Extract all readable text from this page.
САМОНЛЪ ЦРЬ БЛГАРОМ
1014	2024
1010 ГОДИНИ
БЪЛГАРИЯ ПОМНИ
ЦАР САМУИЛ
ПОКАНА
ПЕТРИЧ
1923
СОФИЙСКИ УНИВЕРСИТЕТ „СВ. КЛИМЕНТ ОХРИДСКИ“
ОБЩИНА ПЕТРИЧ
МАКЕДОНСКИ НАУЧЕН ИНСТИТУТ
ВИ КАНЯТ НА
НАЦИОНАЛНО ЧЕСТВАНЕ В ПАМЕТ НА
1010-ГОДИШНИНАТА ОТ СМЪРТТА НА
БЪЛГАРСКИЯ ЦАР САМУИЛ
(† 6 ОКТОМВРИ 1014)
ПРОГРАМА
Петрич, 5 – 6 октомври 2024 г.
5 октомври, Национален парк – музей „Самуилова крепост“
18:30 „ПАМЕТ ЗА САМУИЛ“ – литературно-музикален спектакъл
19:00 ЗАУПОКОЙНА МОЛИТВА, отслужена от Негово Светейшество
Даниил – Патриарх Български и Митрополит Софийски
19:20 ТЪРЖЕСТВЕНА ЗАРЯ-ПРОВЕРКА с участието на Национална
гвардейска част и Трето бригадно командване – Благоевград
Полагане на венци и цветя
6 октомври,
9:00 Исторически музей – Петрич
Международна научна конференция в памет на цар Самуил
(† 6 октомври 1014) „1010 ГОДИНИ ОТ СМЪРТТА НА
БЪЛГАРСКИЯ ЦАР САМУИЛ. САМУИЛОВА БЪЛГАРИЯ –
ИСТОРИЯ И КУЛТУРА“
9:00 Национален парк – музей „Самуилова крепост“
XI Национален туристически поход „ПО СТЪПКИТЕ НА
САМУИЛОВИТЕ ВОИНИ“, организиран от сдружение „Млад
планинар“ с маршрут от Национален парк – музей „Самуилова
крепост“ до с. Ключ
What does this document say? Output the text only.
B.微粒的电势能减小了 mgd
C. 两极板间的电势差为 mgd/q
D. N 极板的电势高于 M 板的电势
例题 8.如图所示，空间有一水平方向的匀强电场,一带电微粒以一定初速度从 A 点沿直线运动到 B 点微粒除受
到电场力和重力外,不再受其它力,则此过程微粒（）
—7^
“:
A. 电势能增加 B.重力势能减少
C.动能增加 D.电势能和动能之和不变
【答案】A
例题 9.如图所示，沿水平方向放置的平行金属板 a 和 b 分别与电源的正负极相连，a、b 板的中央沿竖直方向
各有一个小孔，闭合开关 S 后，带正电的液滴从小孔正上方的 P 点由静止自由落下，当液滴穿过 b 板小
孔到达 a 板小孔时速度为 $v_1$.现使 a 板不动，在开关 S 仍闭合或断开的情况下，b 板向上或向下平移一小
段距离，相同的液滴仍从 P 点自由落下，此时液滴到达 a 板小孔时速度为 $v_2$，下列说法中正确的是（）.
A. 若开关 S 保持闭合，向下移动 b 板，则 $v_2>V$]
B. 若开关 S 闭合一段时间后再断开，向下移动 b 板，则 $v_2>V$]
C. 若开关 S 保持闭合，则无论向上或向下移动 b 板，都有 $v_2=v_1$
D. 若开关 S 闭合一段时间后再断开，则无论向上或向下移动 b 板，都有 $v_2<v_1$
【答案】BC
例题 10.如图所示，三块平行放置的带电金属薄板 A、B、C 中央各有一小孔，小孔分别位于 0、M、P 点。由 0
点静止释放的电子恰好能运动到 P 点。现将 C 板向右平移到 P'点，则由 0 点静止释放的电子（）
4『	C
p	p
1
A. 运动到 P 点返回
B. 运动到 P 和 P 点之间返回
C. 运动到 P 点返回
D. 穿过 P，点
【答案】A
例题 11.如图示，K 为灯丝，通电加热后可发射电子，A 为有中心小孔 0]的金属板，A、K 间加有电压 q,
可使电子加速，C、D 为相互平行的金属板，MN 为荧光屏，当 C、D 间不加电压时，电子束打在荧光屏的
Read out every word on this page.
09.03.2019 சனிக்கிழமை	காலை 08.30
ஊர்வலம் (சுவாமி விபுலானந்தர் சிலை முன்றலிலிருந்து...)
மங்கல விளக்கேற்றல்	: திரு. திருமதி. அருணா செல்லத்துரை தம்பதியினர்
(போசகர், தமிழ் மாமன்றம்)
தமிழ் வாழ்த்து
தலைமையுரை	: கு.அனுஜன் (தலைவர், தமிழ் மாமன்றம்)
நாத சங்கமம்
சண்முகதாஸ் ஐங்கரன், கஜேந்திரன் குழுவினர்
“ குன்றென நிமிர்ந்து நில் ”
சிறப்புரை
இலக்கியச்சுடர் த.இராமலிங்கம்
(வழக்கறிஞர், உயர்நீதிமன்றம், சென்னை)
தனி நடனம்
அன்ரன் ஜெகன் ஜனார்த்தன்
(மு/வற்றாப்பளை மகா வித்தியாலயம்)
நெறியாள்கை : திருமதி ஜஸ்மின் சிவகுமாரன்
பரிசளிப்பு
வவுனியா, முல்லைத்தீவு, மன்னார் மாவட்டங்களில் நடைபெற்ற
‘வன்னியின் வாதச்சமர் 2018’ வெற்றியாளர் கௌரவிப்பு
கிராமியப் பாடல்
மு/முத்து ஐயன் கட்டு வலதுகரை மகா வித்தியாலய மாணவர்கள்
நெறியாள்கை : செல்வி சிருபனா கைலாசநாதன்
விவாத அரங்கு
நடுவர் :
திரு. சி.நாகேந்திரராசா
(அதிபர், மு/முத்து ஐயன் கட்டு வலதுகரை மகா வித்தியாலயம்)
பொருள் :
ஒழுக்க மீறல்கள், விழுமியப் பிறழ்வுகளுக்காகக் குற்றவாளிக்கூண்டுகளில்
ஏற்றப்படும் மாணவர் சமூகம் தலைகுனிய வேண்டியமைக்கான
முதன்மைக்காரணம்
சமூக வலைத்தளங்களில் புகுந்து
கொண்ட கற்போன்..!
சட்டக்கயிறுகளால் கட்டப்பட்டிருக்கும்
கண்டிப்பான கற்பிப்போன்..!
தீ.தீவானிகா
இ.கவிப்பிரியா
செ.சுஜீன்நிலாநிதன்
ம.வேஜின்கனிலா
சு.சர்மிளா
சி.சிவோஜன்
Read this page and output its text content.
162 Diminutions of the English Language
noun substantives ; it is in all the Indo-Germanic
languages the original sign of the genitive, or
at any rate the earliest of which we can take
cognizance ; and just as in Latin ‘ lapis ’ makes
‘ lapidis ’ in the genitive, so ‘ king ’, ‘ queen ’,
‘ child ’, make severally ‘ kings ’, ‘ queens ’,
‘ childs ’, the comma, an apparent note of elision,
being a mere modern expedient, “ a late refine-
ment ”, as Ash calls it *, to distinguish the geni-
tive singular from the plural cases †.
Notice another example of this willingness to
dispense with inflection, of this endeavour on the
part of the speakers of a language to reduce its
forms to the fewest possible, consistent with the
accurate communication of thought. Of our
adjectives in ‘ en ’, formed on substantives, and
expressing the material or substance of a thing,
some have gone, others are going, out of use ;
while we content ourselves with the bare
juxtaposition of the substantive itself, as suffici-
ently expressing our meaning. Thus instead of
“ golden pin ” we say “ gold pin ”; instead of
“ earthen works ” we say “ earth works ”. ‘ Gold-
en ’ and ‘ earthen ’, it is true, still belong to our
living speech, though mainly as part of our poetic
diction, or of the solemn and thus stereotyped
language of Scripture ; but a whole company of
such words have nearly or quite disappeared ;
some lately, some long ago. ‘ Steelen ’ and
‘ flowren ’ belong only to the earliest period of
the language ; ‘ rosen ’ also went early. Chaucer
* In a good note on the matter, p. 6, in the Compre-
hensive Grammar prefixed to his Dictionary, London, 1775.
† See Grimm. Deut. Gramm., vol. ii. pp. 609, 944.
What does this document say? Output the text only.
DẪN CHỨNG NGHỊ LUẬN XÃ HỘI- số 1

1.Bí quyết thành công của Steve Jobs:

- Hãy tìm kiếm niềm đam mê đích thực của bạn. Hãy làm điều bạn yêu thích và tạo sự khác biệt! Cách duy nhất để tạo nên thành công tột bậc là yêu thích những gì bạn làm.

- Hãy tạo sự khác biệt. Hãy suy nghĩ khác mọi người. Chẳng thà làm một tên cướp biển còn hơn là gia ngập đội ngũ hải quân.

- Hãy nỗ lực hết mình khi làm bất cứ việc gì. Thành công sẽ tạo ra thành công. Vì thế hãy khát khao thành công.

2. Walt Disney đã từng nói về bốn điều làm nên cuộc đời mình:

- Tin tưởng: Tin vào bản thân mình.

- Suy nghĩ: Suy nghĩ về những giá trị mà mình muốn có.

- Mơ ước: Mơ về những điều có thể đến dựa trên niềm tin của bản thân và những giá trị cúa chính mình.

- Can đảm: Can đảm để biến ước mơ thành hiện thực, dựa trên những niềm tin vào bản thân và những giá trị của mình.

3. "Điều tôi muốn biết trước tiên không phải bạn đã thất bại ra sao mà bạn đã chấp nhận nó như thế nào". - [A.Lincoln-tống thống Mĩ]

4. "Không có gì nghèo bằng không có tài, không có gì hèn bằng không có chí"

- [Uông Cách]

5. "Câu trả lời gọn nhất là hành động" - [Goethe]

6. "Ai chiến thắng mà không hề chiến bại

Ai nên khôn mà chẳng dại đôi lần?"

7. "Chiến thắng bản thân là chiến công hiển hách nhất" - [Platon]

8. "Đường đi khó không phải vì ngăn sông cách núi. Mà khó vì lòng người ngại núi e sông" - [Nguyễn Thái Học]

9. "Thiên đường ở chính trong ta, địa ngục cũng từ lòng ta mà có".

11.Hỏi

● ● ●

Return each line of the data that contains the string "mình".

- Hãy nỗ lực hết mình khi làm bất cứ việc gì. Thành công sẽ tạo ra thành công. Vì thế hãy khát khao thành công.
2. Walt Disney đã từng nói về bốn điều làm nên cuộc đời mình:
- Tin tưởng: Tin vào bản thân mình.
- Suy nghĩ: Suy nghĩ về những giá trị mà mình muốn có.
- Mơ ước: Mơ về những điều có thể đến dựa trên niềm tin của bản thân và những giá trị cúa chính mình.
- Can đảm: Can đảm để biến ước mơ thành hiện thực, dựa trên những niềm tin vào bản thân và những giá trị của mình.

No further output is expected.